→ What you have to do
Reproduce all of the following lines word for word, keeping every character, number and bracket unchanged.

* begin Supplied material *

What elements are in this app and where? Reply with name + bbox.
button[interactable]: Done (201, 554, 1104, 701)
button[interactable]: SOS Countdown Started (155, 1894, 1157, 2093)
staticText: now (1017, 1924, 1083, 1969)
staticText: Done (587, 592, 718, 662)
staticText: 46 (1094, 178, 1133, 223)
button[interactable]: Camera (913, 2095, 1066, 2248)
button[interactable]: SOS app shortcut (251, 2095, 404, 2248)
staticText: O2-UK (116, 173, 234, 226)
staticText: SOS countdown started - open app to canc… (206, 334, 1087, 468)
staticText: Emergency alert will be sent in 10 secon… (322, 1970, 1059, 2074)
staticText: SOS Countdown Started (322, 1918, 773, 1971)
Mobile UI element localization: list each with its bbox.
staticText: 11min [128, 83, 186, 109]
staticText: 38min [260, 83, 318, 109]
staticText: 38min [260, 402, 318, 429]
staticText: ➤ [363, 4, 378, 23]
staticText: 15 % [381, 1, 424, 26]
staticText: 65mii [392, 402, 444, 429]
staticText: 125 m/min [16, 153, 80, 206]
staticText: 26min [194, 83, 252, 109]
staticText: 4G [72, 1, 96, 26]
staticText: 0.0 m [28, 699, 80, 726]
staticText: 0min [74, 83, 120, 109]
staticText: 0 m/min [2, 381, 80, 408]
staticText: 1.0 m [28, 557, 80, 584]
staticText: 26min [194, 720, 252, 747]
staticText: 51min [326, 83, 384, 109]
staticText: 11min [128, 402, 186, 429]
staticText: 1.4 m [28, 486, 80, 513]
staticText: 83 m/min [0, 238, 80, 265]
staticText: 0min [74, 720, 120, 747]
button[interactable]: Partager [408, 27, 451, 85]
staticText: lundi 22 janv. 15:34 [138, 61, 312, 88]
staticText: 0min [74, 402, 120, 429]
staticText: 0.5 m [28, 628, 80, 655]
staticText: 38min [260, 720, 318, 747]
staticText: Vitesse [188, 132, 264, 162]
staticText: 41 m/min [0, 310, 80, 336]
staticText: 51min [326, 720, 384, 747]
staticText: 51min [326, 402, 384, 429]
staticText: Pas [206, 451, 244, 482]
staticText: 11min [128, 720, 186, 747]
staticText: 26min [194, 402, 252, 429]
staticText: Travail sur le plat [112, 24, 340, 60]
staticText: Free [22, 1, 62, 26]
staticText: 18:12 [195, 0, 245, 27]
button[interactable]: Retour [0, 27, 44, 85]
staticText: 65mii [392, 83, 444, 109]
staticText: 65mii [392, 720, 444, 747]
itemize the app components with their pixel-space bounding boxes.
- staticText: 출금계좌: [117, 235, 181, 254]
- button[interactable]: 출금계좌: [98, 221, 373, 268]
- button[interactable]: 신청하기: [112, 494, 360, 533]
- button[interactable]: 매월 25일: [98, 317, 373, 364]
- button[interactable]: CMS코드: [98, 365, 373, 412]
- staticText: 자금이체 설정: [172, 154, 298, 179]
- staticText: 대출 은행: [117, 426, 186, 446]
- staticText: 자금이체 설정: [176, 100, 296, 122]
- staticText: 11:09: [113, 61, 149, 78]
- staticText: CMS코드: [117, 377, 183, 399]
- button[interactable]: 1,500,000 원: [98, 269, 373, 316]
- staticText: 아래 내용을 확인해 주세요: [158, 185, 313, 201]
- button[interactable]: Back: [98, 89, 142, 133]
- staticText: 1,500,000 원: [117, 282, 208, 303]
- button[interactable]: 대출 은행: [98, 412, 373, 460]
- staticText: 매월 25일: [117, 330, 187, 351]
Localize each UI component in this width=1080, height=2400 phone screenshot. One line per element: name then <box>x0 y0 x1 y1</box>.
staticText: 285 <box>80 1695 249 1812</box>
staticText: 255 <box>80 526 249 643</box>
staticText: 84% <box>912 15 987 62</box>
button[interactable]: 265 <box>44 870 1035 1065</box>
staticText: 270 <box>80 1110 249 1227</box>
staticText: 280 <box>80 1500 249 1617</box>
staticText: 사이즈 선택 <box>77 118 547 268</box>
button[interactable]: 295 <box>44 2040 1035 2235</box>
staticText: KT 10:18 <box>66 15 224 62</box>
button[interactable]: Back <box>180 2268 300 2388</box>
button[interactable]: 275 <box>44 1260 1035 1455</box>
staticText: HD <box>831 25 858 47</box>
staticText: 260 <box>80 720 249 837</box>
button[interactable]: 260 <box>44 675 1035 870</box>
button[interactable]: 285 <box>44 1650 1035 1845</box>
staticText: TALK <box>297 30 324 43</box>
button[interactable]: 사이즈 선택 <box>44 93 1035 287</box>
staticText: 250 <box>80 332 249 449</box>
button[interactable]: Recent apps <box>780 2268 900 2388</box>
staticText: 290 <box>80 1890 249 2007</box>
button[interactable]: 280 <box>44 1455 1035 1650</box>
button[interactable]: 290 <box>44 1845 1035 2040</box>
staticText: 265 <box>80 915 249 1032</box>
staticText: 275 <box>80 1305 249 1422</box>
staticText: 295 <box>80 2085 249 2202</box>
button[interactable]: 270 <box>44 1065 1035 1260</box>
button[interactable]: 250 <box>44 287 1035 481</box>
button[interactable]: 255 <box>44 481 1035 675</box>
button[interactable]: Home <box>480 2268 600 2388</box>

* end Supplied material *

→ Exercise solution
What elements are in this app and where? Reply with name + bbox.
button[interactable]: Done (201, 554, 1104, 701)
button[interactable]: SOS Countdown Started (155, 1894, 1157, 2093)
staticText: now (1017, 1924, 1083, 1969)
staticText: Done (587, 592, 718, 662)
staticText: 46 (1094, 178, 1133, 223)
button[interactable]: Camera (913, 2095, 1066, 2248)
button[interactable]: SOS app shortcut (251, 2095, 404, 2248)
staticText: O2-UK (116, 173, 234, 226)
staticText: SOS countdown started - open app to canc… (206, 334, 1087, 468)
staticText: Emergency alert will be sent in 10 secon… (322, 1970, 1059, 2074)
staticText: SOS Countdown Started (322, 1918, 773, 1971)
Mobile UI element localization: list each with its bbox.
staticText: 11min [128, 83, 186, 109]
staticText: 38min [260, 83, 318, 109]
staticText: 38min [260, 402, 318, 429]
staticText: ➤ [363, 4, 378, 23]
staticText: 15 % [381, 1, 424, 26]
staticText: 65mii [392, 402, 444, 429]
staticText: 125 m/min [16, 153, 80, 206]
staticText: 26min [194, 83, 252, 109]
staticText: 4G [72, 1, 96, 26]
staticText: 0.0 m [28, 699, 80, 726]
staticText: 0min [74, 83, 120, 109]
staticText: 0 m/min [2, 381, 80, 408]
staticText: 1.0 m [28, 557, 80, 584]
staticText: 26min [194, 720, 252, 747]
staticText: 51min [326, 83, 384, 109]
staticText: 11min [128, 402, 186, 429]
staticText: 1.4 m [28, 486, 80, 513]
staticText: 83 m/min [0, 238, 80, 265]
staticText: 0min [74, 720, 120, 747]
button[interactable]: Partager [408, 27, 451, 85]
staticText: lundi 22 janv. 15:34 [138, 61, 312, 88]
staticText: 0min [74, 402, 120, 429]
staticText: 0.5 m [28, 628, 80, 655]
staticText: 38min [260, 720, 318, 747]
staticText: Vitesse [188, 132, 264, 162]
staticText: 41 m/min [0, 310, 80, 336]
staticText: 51min [326, 720, 384, 747]
staticText: 51min [326, 402, 384, 429]
staticText: Pas [206, 451, 244, 482]
staticText: 11min [128, 720, 186, 747]
staticText: 26min [194, 402, 252, 429]
staticText: Travail sur le plat [112, 24, 340, 60]
staticText: Free [22, 1, 62, 26]
staticText: 18:12 [195, 0, 245, 27]
button[interactable]: Retour [0, 27, 44, 85]
staticText: 65mii [392, 83, 444, 109]
staticText: 65mii [392, 720, 444, 747]
itemize the app components with their pixel-space bounding boxes.
- staticText: 출금계좌: [117, 235, 181, 254]
- button[interactable]: 출금계좌: [98, 221, 373, 268]
- button[interactable]: 신청하기: [112, 494, 360, 533]
- button[interactable]: 매월 25일: [98, 317, 373, 364]
- button[interactable]: CMS코드: [98, 365, 373, 412]
- staticText: 자금이체 설정: [172, 154, 298, 179]
- staticText: 대출 은행: [117, 426, 186, 446]
- staticText: 자금이체 설정: [176, 100, 296, 122]
- staticText: 11:09: [113, 61, 149, 78]
- staticText: CMS코드: [117, 377, 183, 399]
- button[interactable]: 1,500,000 원: [98, 269, 373, 316]
- staticText: 아래 내용을 확인해 주세요: [158, 185, 313, 201]
- button[interactable]: Back: [98, 89, 142, 133]
- staticText: 1,500,000 원: [117, 282, 208, 303]
- button[interactable]: 대출 은행: [98, 412, 373, 460]
- staticText: 매월 25일: [117, 330, 187, 351]
Localize each UI component in this width=1080, height=2400 phone screenshot. One line per element: name then <box>x0 y0 x1 y1</box>.
staticText: 285 <box>80 1695 249 1812</box>
staticText: 255 <box>80 526 249 643</box>
staticText: 84% <box>912 15 987 62</box>
button[interactable]: 265 <box>44 870 1035 1065</box>
staticText: 270 <box>80 1110 249 1227</box>
staticText: 280 <box>80 1500 249 1617</box>
staticText: 사이즈 선택 <box>77 118 547 268</box>
button[interactable]: 295 <box>44 2040 1035 2235</box>
staticText: KT 10:18 <box>66 15 224 62</box>
button[interactable]: Back <box>180 2268 300 2388</box>
button[interactable]: 275 <box>44 1260 1035 1455</box>
staticText: HD <box>831 25 858 47</box>
staticText: 260 <box>80 720 249 837</box>
button[interactable]: 260 <box>44 675 1035 870</box>
button[interactable]: 285 <box>44 1650 1035 1845</box>
staticText: TALK <box>297 30 324 43</box>
button[interactable]: 사이즈 선택 <box>44 93 1035 287</box>
staticText: 250 <box>80 332 249 449</box>
button[interactable]: Recent apps <box>780 2268 900 2388</box>
staticText: 290 <box>80 1890 249 2007</box>
button[interactable]: 280 <box>44 1455 1035 1650</box>
button[interactable]: 290 <box>44 1845 1035 2040</box>
staticText: 265 <box>80 915 249 1032</box>
staticText: 275 <box>80 1305 249 1422</box>
staticText: 295 <box>80 2085 249 2202</box>
button[interactable]: 270 <box>44 1065 1035 1260</box>
button[interactable]: 250 <box>44 287 1035 481</box>
button[interactable]: 255 <box>44 481 1035 675</box>
button[interactable]: Home <box>480 2268 600 2388</box>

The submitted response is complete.